SUPPLIED MATERIAL:
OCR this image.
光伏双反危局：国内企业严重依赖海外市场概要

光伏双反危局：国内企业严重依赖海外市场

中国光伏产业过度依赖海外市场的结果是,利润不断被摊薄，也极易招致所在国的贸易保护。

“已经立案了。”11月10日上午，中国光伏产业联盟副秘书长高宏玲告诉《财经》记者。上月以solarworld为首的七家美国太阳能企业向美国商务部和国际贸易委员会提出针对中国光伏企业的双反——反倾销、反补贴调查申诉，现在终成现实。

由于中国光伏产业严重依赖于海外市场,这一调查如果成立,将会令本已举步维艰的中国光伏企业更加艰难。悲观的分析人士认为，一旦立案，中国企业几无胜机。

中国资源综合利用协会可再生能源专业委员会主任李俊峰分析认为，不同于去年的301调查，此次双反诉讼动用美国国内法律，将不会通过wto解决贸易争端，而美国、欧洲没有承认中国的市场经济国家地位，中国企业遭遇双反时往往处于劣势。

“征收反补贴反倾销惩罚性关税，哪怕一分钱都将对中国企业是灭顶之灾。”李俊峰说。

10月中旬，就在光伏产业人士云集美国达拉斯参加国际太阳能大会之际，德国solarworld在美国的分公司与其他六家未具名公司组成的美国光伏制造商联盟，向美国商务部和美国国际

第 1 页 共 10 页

EXERCISE INSTRUCTIONS: Reproduce each line verbatim.

WRITTEN REPLY:
OCR this image.
光伏双反危局：国内企业严重依赖海外市场概要

光伏双反危局：国内企业严重依赖海外市场

中国光伏产业过度依赖海外市场的结果是,利润不断被摊薄，也极易招致所在国的贸易保护。

“已经立案了。”11月10日上午，中国光伏产业联盟副秘书长高宏玲告诉《财经》记者。上月以solarworld为首的七家美国太阳能企业向美国商务部和国际贸易委员会提出针对中国光伏企业的双反——反倾销、反补贴调查申诉，现在终成现实。

由于中国光伏产业严重依赖于海外市场,这一调查如果成立,将会令本已举步维艰的中国光伏企业更加艰难。悲观的分析人士认为，一旦立案，中国企业几无胜机。

中国资源综合利用协会可再生能源专业委员会主任李俊峰分析认为，不同于去年的301调查，此次双反诉讼动用美国国内法律，将不会通过wto解决贸易争端，而美国、欧洲没有承认中国的市场经济国家地位，中国企业遭遇双反时往往处于劣势。

“征收反补贴反倾销惩罚性关税，哪怕一分钱都将对中国企业是灭顶之灾。”李俊峰说。

10月中旬，就在光伏产业人士云集美国达拉斯参加国际太阳能大会之际，德国solarworld在美国的分公司与其他六家未具名公司组成的美国光伏制造商联盟，向美国商务部和美国国际

第 1 页 共 10 页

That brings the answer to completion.